→ **GIVEN TASK**
Repeat the material exactly, every line of it.

[Figure content listings]
--------
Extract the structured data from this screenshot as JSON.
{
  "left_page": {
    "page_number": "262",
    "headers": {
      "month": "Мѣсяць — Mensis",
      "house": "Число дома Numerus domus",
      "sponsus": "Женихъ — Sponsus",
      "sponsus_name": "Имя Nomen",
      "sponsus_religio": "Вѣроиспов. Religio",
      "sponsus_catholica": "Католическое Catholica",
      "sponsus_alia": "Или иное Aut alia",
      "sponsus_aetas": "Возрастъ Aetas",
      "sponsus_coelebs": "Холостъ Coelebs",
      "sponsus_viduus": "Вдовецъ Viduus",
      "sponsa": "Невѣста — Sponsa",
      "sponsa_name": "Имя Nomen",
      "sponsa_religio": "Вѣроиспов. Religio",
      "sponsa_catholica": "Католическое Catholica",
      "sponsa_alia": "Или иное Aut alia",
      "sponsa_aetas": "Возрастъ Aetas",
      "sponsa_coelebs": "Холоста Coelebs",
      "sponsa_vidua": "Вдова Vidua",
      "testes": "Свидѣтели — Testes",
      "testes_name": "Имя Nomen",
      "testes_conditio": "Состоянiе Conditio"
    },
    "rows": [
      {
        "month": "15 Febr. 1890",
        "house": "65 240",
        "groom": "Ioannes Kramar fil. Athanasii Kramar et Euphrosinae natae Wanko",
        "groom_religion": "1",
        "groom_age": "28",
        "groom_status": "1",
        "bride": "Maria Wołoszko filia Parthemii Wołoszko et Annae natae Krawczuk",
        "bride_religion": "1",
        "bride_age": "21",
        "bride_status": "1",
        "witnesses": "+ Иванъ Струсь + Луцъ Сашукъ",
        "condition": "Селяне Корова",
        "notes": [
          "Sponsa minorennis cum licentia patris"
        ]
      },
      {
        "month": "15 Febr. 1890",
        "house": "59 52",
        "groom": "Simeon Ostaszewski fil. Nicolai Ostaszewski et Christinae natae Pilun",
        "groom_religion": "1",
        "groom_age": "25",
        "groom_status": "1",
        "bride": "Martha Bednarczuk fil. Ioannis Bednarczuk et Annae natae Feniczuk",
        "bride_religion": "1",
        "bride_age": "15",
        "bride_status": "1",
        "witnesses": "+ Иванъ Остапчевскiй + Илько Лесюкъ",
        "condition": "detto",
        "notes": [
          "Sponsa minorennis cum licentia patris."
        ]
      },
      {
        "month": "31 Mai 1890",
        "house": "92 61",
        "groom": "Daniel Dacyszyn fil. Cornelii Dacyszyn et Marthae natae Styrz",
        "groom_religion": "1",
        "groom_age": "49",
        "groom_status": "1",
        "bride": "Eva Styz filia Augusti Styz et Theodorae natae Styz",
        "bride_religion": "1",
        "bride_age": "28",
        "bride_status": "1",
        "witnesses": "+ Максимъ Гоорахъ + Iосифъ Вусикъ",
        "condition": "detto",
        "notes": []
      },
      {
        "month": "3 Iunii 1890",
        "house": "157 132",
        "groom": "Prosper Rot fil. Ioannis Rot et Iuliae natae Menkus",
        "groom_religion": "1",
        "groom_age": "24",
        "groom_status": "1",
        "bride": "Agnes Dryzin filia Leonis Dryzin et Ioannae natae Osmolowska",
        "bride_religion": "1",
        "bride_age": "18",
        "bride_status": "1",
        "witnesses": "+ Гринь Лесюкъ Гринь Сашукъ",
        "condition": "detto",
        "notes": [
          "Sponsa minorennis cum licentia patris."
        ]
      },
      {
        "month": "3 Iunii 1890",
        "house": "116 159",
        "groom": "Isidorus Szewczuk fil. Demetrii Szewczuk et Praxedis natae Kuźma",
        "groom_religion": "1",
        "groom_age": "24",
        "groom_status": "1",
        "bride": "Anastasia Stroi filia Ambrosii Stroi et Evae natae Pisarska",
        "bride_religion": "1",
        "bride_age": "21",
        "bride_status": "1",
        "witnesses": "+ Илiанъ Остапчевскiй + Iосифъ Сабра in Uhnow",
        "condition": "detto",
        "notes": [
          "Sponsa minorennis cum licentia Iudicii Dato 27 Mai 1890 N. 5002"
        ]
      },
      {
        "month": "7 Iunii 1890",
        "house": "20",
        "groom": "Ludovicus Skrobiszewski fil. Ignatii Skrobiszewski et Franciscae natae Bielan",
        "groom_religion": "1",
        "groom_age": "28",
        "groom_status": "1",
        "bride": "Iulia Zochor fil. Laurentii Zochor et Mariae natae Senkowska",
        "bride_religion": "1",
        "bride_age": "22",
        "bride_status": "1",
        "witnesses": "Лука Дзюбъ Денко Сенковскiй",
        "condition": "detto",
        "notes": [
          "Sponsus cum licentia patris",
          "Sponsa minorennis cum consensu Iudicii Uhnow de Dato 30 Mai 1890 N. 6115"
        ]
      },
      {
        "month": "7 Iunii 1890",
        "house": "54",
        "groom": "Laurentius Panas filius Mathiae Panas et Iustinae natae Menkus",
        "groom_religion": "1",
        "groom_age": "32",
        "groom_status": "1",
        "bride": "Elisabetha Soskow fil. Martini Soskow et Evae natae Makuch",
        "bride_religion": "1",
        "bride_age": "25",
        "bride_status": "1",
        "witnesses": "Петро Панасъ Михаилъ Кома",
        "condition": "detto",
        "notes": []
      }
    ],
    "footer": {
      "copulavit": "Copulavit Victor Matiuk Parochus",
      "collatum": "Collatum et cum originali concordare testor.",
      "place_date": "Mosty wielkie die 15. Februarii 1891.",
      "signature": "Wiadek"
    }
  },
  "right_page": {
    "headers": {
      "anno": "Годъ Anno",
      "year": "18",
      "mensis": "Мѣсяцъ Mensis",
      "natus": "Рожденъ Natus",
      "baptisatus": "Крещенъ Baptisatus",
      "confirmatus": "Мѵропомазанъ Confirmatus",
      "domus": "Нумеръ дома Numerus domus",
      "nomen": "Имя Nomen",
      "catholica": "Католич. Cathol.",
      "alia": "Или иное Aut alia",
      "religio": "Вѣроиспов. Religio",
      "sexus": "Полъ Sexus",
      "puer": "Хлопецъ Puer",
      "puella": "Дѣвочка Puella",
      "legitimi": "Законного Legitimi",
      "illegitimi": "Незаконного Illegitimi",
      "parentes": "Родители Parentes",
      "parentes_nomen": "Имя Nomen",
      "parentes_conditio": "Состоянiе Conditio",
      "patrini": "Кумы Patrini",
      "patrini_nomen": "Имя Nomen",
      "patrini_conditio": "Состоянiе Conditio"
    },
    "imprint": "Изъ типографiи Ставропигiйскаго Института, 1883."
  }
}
--------
→ **WRITTEN RESPONSE**
Extract the structured data from this screenshot as JSON.
{
  "left_page": {
    "page_number": "262",
    "headers": {
      "month": "Мѣсяць — Mensis",
      "house": "Число дома Numerus domus",
      "sponsus": "Женихъ — Sponsus",
      "sponsus_name": "Имя Nomen",
      "sponsus_religio": "Вѣроиспов. Religio",
      "sponsus_catholica": "Католическое Catholica",
      "sponsus_alia": "Или иное Aut alia",
      "sponsus_aetas": "Возрастъ Aetas",
      "sponsus_coelebs": "Холостъ Coelebs",
      "sponsus_viduus": "Вдовецъ Viduus",
      "sponsa": "Невѣста — Sponsa",
      "sponsa_name": "Имя Nomen",
      "sponsa_religio": "Вѣроиспов. Religio",
      "sponsa_catholica": "Католическое Catholica",
      "sponsa_alia": "Или иное Aut alia",
      "sponsa_aetas": "Возрастъ Aetas",
      "sponsa_coelebs": "Холоста Coelebs",
      "sponsa_vidua": "Вдова Vidua",
      "testes": "Свидѣтели — Testes",
      "testes_name": "Имя Nomen",
      "testes_conditio": "Состоянiе Conditio"
    },
    "rows": [
      {
        "month": "15 Febr. 1890",
        "house": "65 240",
        "groom": "Ioannes Kramar fil. Athanasii Kramar et Euphrosinae natae Wanko",
        "groom_religion": "1",
        "groom_age": "28",
        "groom_status": "1",
        "bride": "Maria Wołoszko filia Parthemii Wołoszko et Annae natae Krawczuk",
        "bride_religion": "1",
        "bride_age": "21",
        "bride_status": "1",
        "witnesses": "+ Иванъ Струсь + Луцъ Сашукъ",
        "condition": "Селяне Корова",
        "notes": [
          "Sponsa minorennis cum licentia patris"
        ]
      },
      {
        "month": "15 Febr. 1890",
        "house": "59 52",
        "groom": "Simeon Ostaszewski fil. Nicolai Ostaszewski et Christinae natae Pilun",
        "groom_religion": "1",
        "groom_age": "25",
        "groom_status": "1",
        "bride": "Martha Bednarczuk fil. Ioannis Bednarczuk et Annae natae Feniczuk",
        "bride_religion": "1",
        "bride_age": "15",
        "bride_status": "1",
        "witnesses": "+ Иванъ Остапчевскiй + Илько Лесюкъ",
        "condition": "detto",
        "notes": [
          "Sponsa minorennis cum licentia patris."
        ]
      },
      {
        "month": "31 Mai 1890",
        "house": "92 61",
        "groom": "Daniel Dacyszyn fil. Cornelii Dacyszyn et Marthae natae Styrz",
        "groom_religion": "1",
        "groom_age": "49",
        "groom_status": "1",
        "bride": "Eva Styz filia Augusti Styz et Theodorae natae Styz",
        "bride_religion": "1",
        "bride_age": "28",
        "bride_status": "1",
        "witnesses": "+ Максимъ Гоорахъ + Iосифъ Вусикъ",
        "condition": "detto",
        "notes": []
      },
      {
        "month": "3 Iunii 1890",
        "house": "157 132",
        "groom": "Prosper Rot fil. Ioannis Rot et Iuliae natae Menkus",
        "groom_religion": "1",
        "groom_age": "24",
        "groom_status": "1",
        "bride": "Agnes Dryzin filia Leonis Dryzin et Ioannae natae Osmolowska",
        "bride_religion": "1",
        "bride_age": "18",
        "bride_status": "1",
        "witnesses": "+ Гринь Лесюкъ Гринь Сашукъ",
        "condition": "detto",
        "notes": [
          "Sponsa minorennis cum licentia patris."
        ]
      },
      {
        "month": "3 Iunii 1890",
        "house": "116 159",
        "groom": "Isidorus Szewczuk fil. Demetrii Szewczuk et Praxedis natae Kuźma",
        "groom_religion": "1",
        "groom_age": "24",
        "groom_status": "1",
        "bride": "Anastasia Stroi filia Ambrosii Stroi et Evae natae Pisarska",
        "bride_religion": "1",
        "bride_age": "21",
        "bride_status": "1",
        "witnesses": "+ Илiанъ Остапчевскiй + Iосифъ Сабра in Uhnow",
        "condition": "detto",
        "notes": [
          "Sponsa minorennis cum licentia Iudicii Dato 27 Mai 1890 N. 5002"
        ]
      },
      {
        "month": "7 Iunii 1890",
        "house": "20",
        "groom": "Ludovicus Skrobiszewski fil. Ignatii Skrobiszewski et Franciscae natae Bielan",
        "groom_religion": "1",
        "groom_age": "28",
        "groom_status": "1",
        "bride": "Iulia Zochor fil. Laurentii Zochor et Mariae natae Senkowska",
        "bride_religion": "1",
        "bride_age": "22",
        "bride_status": "1",
        "witnesses": "Лука Дзюбъ Денко Сенковскiй",
        "condition": "detto",
        "notes": [
          "Sponsus cum licentia patris",
          "Sponsa minorennis cum consensu Iudicii Uhnow de Dato 30 Mai 1890 N. 6115"
        ]
      },
      {
        "month": "7 Iunii 1890",
        "house": "54",
        "groom": "Laurentius Panas filius Mathiae Panas et Iustinae natae Menkus",
        "groom_religion": "1",
        "groom_age": "32",
        "groom_status": "1",
        "bride": "Elisabetha Soskow fil. Martini Soskow et Evae natae Makuch",
        "bride_religion": "1",
        "bride_age": "25",
        "bride_status": "1",
        "witnesses": "Петро Панасъ Михаилъ Кома",
        "condition": "detto",
        "notes": []
      }
    ],
    "footer": {
      "copulavit": "Copulavit Victor Matiuk Parochus",
      "collatum": "Collatum et cum originali concordare testor.",
      "place_date": "Mosty wielkie die 15. Februarii 1891.",
      "signature": "Wiadek"
    }
  },
  "right_page": {
    "headers": {
      "anno": "Годъ Anno",
      "year": "18",
      "mensis": "Мѣсяцъ Mensis",
      "natus": "Рожденъ Natus",
      "baptisatus": "Крещенъ Baptisatus",
      "confirmatus": "Мѵропомазанъ Confirmatus",
      "domus": "Нумеръ дома Numerus domus",
      "nomen": "Имя Nomen",
      "catholica": "Католич. Cathol.",
      "alia": "Или иное Aut alia",
      "religio": "Вѣроиспов. Religio",
      "sexus": "Полъ Sexus",
      "puer": "Хлопецъ Puer",
      "puella": "Дѣвочка Puella",
      "legitimi": "Законного Legitimi",
      "illegitimi": "Незаконного Illegitimi",
      "parentes": "Родители Parentes",
      "parentes_nomen": "Имя Nomen",
      "parentes_conditio": "Состоянiе Conditio",
      "patrini": "Кумы Patrini",
      "patrini_nomen": "Имя Nomen",
      "patrini_conditio": "Состоянiе Conditio"
    },
    "imprint": "Изъ типографiи Ставропигiйскаго Института, 1883."
  }
}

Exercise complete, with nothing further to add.